### AIM OF THE TASK
Exclude the pictures; give every entry again exactly as written.

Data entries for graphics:
(begin)

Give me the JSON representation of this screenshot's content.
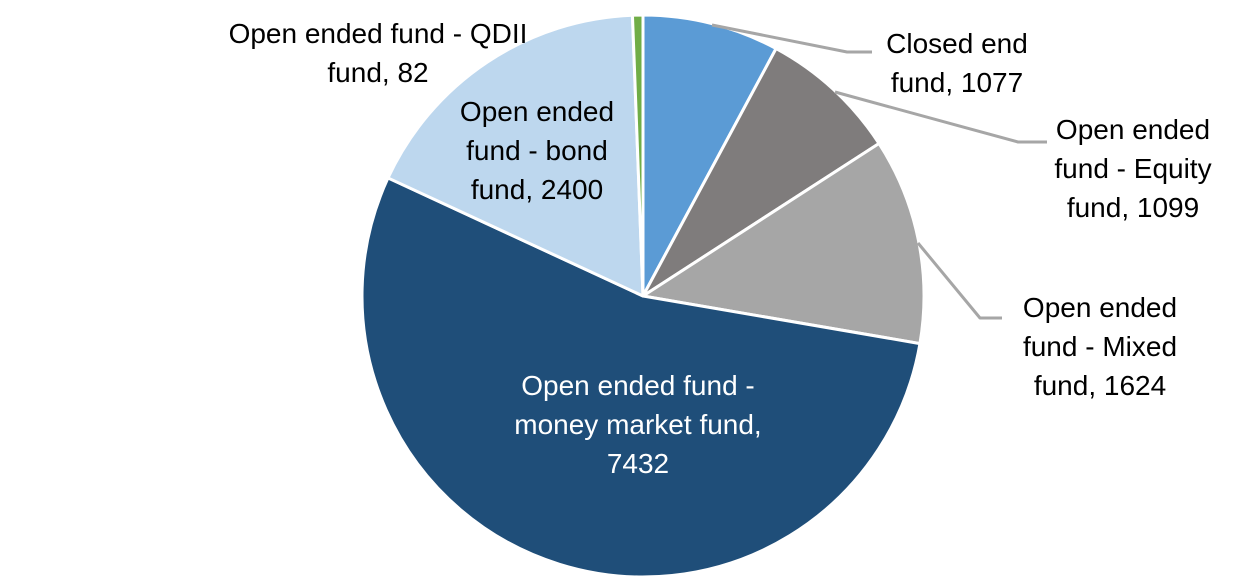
{
  "chart_data": {
    "type": "pie",
    "title": "",
    "legend": "none",
    "label_format": "category, value",
    "leader_line_color": "#A6A6A6",
    "categories": [
      "Closed end fund",
      "Open ended fund - Equity fund",
      "Open ended fund - Mixed fund",
      "Open ended fund - money market fund",
      "Open ended fund - bond fund",
      "Open ended fund - QDII fund"
    ],
    "values": [
      1077,
      1099,
      1624,
      7432,
      2400,
      82
    ],
    "slices": [
      {
        "id": "closed-end-fund",
        "name": "Closed end fund",
        "value": 1077,
        "color": "#5B9BD5",
        "label_color": "#000000",
        "label_lines": [
          "Closed end",
          "fund, 1077"
        ]
      },
      {
        "id": "open-ended-equity-fund",
        "name": "Open ended fund - Equity fund",
        "value": 1099,
        "color": "#7F7C7C",
        "label_color": "#000000",
        "label_lines": [
          "Open ended",
          "fund - Equity",
          "fund, 1099"
        ]
      },
      {
        "id": "open-ended-mixed-fund",
        "name": "Open ended fund - Mixed fund",
        "value": 1624,
        "color": "#A6A6A6",
        "label_color": "#000000",
        "label_lines": [
          "Open ended",
          "fund - Mixed",
          "fund, 1624"
        ]
      },
      {
        "id": "open-ended-money-market-fund",
        "name": "Open ended fund - money market fund",
        "value": 7432,
        "color": "#1F4E79",
        "label_color": "#FFFFFF",
        "label_lines": [
          "Open ended fund -",
          "money market fund,",
          "7432"
        ]
      },
      {
        "id": "open-ended-bond-fund",
        "name": "Open ended fund - bond fund",
        "value": 2400,
        "color": "#BDD7EE",
        "label_color": "#000000",
        "label_lines": [
          "Open ended",
          "fund - bond",
          "fund, 2400"
        ]
      },
      {
        "id": "open-ended-qdii-fund",
        "name": "Open ended fund - QDII fund",
        "value": 82,
        "color": "#70AD47",
        "label_color": "#000000",
        "label_lines": [
          "Open ended fund - QDII",
          "fund, 82"
        ]
      }
    ]
  }
}
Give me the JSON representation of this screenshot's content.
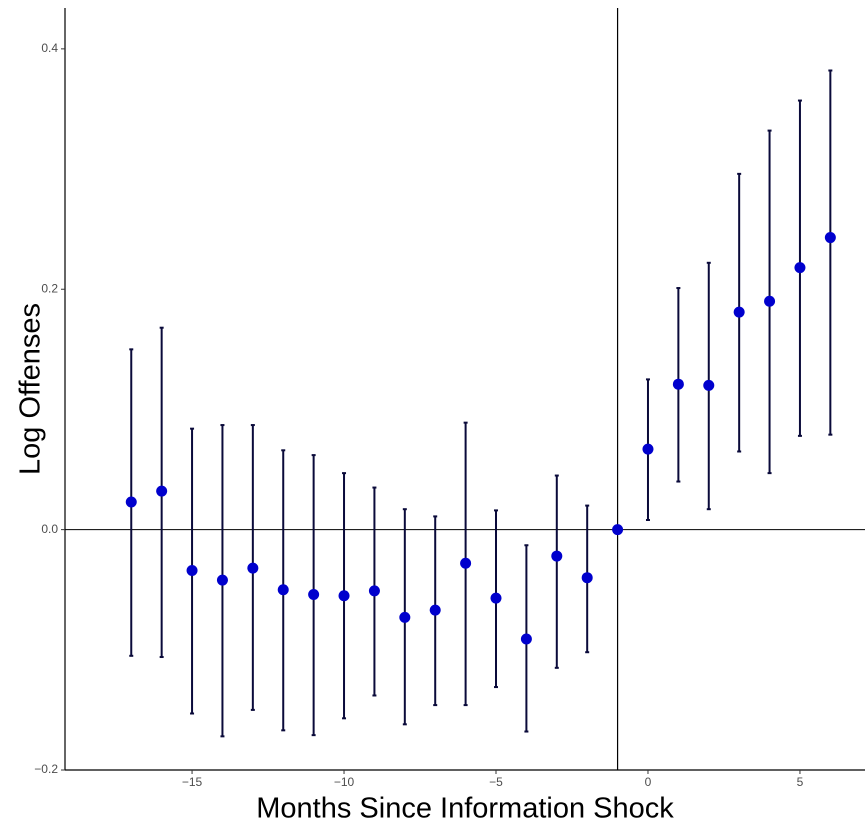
{
  "chart_data": {
    "type": "errorbar",
    "xlabel": "Months Since Information Shock",
    "ylabel": "Log Offenses",
    "x": [
      -17,
      -16,
      -15,
      -14,
      -13,
      -12,
      -11,
      -10,
      -9,
      -8,
      -7,
      -6,
      -5,
      -4,
      -3,
      -2,
      -1,
      0,
      1,
      2,
      3,
      4,
      5,
      6
    ],
    "values": [
      0.023,
      0.032,
      -0.034,
      -0.042,
      -0.032,
      -0.05,
      -0.054,
      -0.055,
      -0.051,
      -0.073,
      -0.067,
      -0.028,
      -0.057,
      -0.091,
      -0.022,
      -0.04,
      0,
      0.067,
      0.121,
      0.12,
      0.181,
      0.19,
      0.218,
      0.243
    ],
    "lower": [
      -0.105,
      -0.106,
      -0.153,
      -0.172,
      -0.15,
      -0.167,
      -0.171,
      -0.157,
      -0.138,
      -0.162,
      -0.146,
      -0.146,
      -0.131,
      -0.168,
      -0.115,
      -0.102,
      null,
      0.008,
      0.04,
      0.017,
      0.065,
      0.047,
      0.078,
      0.079
    ],
    "upper": [
      0.15,
      0.168,
      0.084,
      0.087,
      0.087,
      0.066,
      0.062,
      0.047,
      0.035,
      0.017,
      0.011,
      0.089,
      0.016,
      -0.013,
      0.045,
      0.02,
      null,
      0.125,
      0.201,
      0.222,
      0.296,
      0.332,
      0.357,
      0.382
    ],
    "color": "#0000cd",
    "errorbar_color": "#0a0a3a",
    "hline": 0,
    "vline": -1,
    "xlim": [
      -19.18,
      7.14
    ],
    "ylim": [
      -0.2,
      0.434
    ],
    "xticks": [
      {
        "value": -15,
        "label": "−15"
      },
      {
        "value": -10,
        "label": "−10"
      },
      {
        "value": -5,
        "label": "−5"
      },
      0,
      5
    ],
    "yticks": [
      {
        "value": -0.2,
        "label": "−0.2"
      },
      {
        "value": 0,
        "label": "0.0"
      },
      0.2,
      0.4
    ]
  }
}
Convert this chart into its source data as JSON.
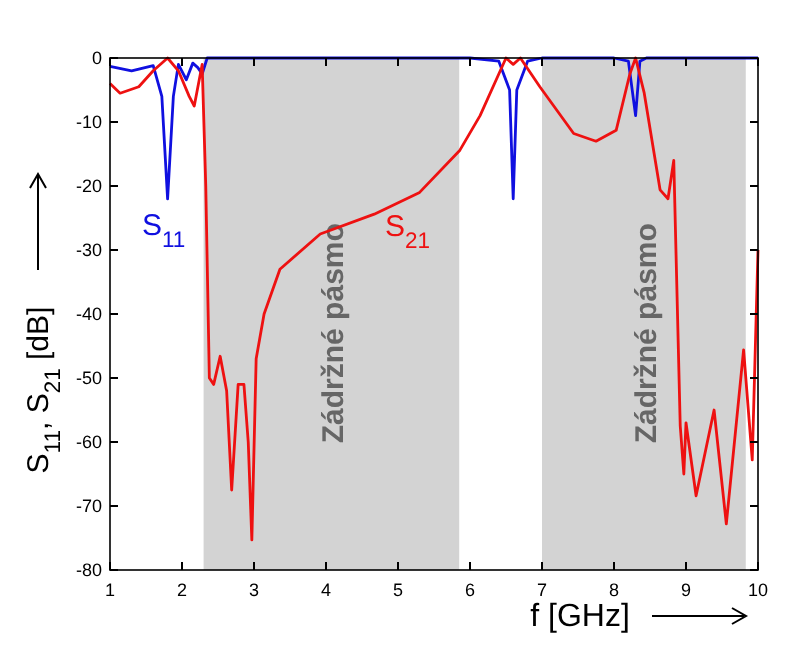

(end)

### PROBLEM SOLUTION
Give me the JSON representation of this screenshot's content.
{
  "chart_data": {
    "type": "pie",
    "title": "",
    "legend": "none",
    "label_format": "category, value",
    "leader_line_color": "#A6A6A6",
    "categories": [
      "Closed end fund",
      "Open ended fund - Equity fund",
      "Open ended fund - Mixed fund",
      "Open ended fund - money market fund",
      "Open ended fund - bond fund",
      "Open ended fund - QDII fund"
    ],
    "values": [
      1077,
      1099,
      1624,
      7432,
      2400,
      82
    ],
    "slices": [
      {
        "id": "closed-end-fund",
        "name": "Closed end fund",
        "value": 1077,
        "color": "#5B9BD5",
        "label_color": "#000000",
        "label_lines": [
          "Closed end",
          "fund, 1077"
        ]
      },
      {
        "id": "open-ended-equity-fund",
        "name": "Open ended fund - Equity fund",
        "value": 1099,
        "color": "#7F7C7C",
        "label_color": "#000000",
        "label_lines": [
          "Open ended",
          "fund - Equity",
          "fund, 1099"
        ]
      },
      {
        "id": "open-ended-mixed-fund",
        "name": "Open ended fund - Mixed fund",
        "value": 1624,
        "color": "#A6A6A6",
        "label_color": "#000000",
        "label_lines": [
          "Open ended",
          "fund - Mixed",
          "fund, 1624"
        ]
      },
      {
        "id": "open-ended-money-market-fund",
        "name": "Open ended fund - money market fund",
        "value": 7432,
        "color": "#1F4E79",
        "label_color": "#FFFFFF",
        "label_lines": [
          "Open ended fund -",
          "money market fund,",
          "7432"
        ]
      },
      {
        "id": "open-ended-bond-fund",
        "name": "Open ended fund - bond fund",
        "value": 2400,
        "color": "#BDD7EE",
        "label_color": "#000000",
        "label_lines": [
          "Open ended",
          "fund - bond",
          "fund, 2400"
        ]
      },
      {
        "id": "open-ended-qdii-fund",
        "name": "Open ended fund - QDII fund",
        "value": 82,
        "color": "#70AD47",
        "label_color": "#000000",
        "label_lines": [
          "Open ended fund - QDII",
          "fund, 82"
        ]
      }
    ]
  }
}
Give me the JSON representation of this screenshot's content.
{
  "chart_data": {
    "type": "errorbar",
    "xlabel": "Months Since Information Shock",
    "ylabel": "Log Offenses",
    "x": [
      -17,
      -16,
      -15,
      -14,
      -13,
      -12,
      -11,
      -10,
      -9,
      -8,
      -7,
      -6,
      -5,
      -4,
      -3,
      -2,
      -1,
      0,
      1,
      2,
      3,
      4,
      5,
      6
    ],
    "values": [
      0.023,
      0.032,
      -0.034,
      -0.042,
      -0.032,
      -0.05,
      -0.054,
      -0.055,
      -0.051,
      -0.073,
      -0.067,
      -0.028,
      -0.057,
      -0.091,
      -0.022,
      -0.04,
      0,
      0.067,
      0.121,
      0.12,
      0.181,
      0.19,
      0.218,
      0.243
    ],
    "lower": [
      -0.105,
      -0.106,
      -0.153,
      -0.172,
      -0.15,
      -0.167,
      -0.171,
      -0.157,
      -0.138,
      -0.162,
      -0.146,
      -0.146,
      -0.131,
      -0.168,
      -0.115,
      -0.102,
      null,
      0.008,
      0.04,
      0.017,
      0.065,
      0.047,
      0.078,
      0.079
    ],
    "upper": [
      0.15,
      0.168,
      0.084,
      0.087,
      0.087,
      0.066,
      0.062,
      0.047,
      0.035,
      0.017,
      0.011,
      0.089,
      0.016,
      -0.013,
      0.045,
      0.02,
      null,
      0.125,
      0.201,
      0.222,
      0.296,
      0.332,
      0.357,
      0.382
    ],
    "color": "#0000cd",
    "errorbar_color": "#0a0a3a",
    "hline": 0,
    "vline": -1,
    "xlim": [
      -19.18,
      7.14
    ],
    "ylim": [
      -0.2,
      0.434
    ],
    "xticks": [
      {
        "value": -15,
        "label": "−15"
      },
      {
        "value": -10,
        "label": "−10"
      },
      {
        "value": -5,
        "label": "−5"
      },
      0,
      5
    ],
    "yticks": [
      {
        "value": -0.2,
        "label": "−0.2"
      },
      {
        "value": 0,
        "label": "0.0"
      },
      0.2,
      0.4
    ]
  }
}
Convert this chart into its source data as JSON.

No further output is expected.